##### RECORDS FOR THIS TASK #####

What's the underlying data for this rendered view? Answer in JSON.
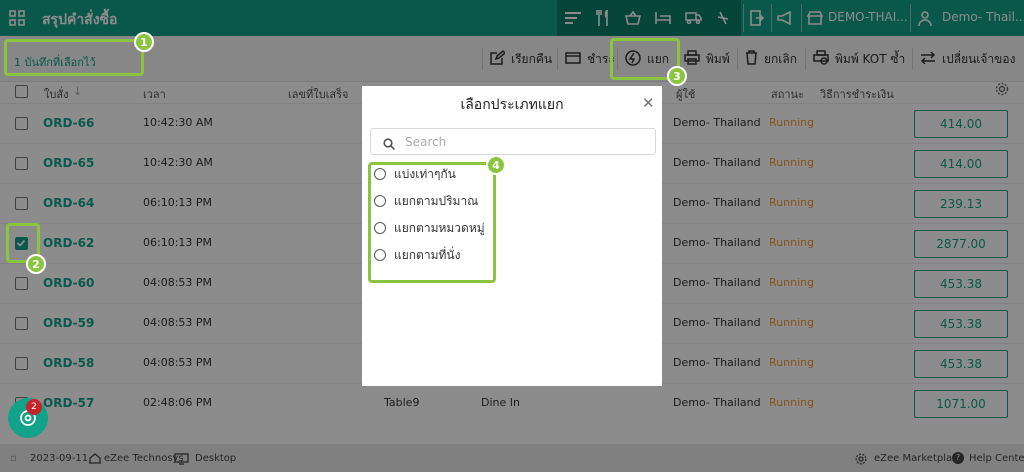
{
  "header": {
    "title": "สรุปคำสั่งซื้อ",
    "store_label": "DEMO-THAI...",
    "user_label": "Demo- Thail..."
  },
  "toolbar": {
    "selected_text": "1 บันทึกที่เลือกไว้",
    "buttons": [
      "เรียกคืน",
      "ชำระ",
      "แยก",
      "พิมพ์",
      "ยกเลิก",
      "พิมพ์ KOT ซ้ำ",
      "เปลี่ยนเจ้าของ"
    ]
  },
  "table": {
    "columns": [
      "ใบสั่ง",
      "เวลา",
      "เลขที่ใบเสร็จ",
      "ผู้ใช้",
      "สถานะ",
      "วิธีการชำระเงิน"
    ],
    "rows": [
      {
        "order": "ORD-66",
        "time": "10:42:30 AM",
        "table": "",
        "type": "",
        "user": "Demo- Thailand",
        "status": "Running",
        "amount": "414.00",
        "checked": false
      },
      {
        "order": "ORD-65",
        "time": "10:42:30 AM",
        "table": "",
        "type": "",
        "user": "Demo- Thailand",
        "status": "Running",
        "amount": "414.00",
        "checked": false
      },
      {
        "order": "ORD-64",
        "time": "06:10:13 PM",
        "table": "",
        "type": "",
        "user": "Demo- Thailand",
        "status": "Running",
        "amount": "239.13",
        "checked": false
      },
      {
        "order": "ORD-62",
        "time": "06:10:13 PM",
        "table": "",
        "type": "",
        "user": "Demo- Thailand",
        "status": "Running",
        "amount": "2877.00",
        "checked": true
      },
      {
        "order": "ORD-60",
        "time": "04:08:53 PM",
        "table": "",
        "type": "",
        "user": "Demo- Thailand",
        "status": "Running",
        "amount": "453.38",
        "checked": false
      },
      {
        "order": "ORD-59",
        "time": "04:08:53 PM",
        "table": "",
        "type": "",
        "user": "Demo- Thailand",
        "status": "Running",
        "amount": "453.38",
        "checked": false
      },
      {
        "order": "ORD-58",
        "time": "04:08:53 PM",
        "table": "",
        "type": "",
        "user": "Demo- Thailand",
        "status": "Running",
        "amount": "453.38",
        "checked": false
      },
      {
        "order": "ORD-57",
        "time": "02:48:06 PM",
        "table": "Table9",
        "type": "Dine In",
        "user": "Demo- Thailand",
        "status": "Running",
        "amount": "1071.00",
        "checked": false
      }
    ]
  },
  "modal": {
    "title": "เลือกประเภทแยก",
    "search_placeholder": "Search",
    "options": [
      "แบ่งเท่าๆกัน",
      "แยกตามปริมาณ",
      "แยกตามหมวดหมู่",
      "แยกตามที่นั่ง"
    ]
  },
  "badges": [
    "1",
    "2",
    "3",
    "4"
  ],
  "fab_badge": "2",
  "footer": {
    "date": "2023-09-11",
    "company": "eZee Technosys",
    "device": "Desktop",
    "marketplace": "eZee Marketplace",
    "help": "Help Center"
  },
  "colors": {
    "primary": "#12a189",
    "primary_dark": "#0b7e6b",
    "running": "#f29a2e",
    "highlight": "#8bc540",
    "badge_red": "#c6242b"
  }
}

#####

▸ **GOAL**
Going through the data, tally the lines containing "eZee" and report only the result.

▸ **CORRECT OUTPUT**
2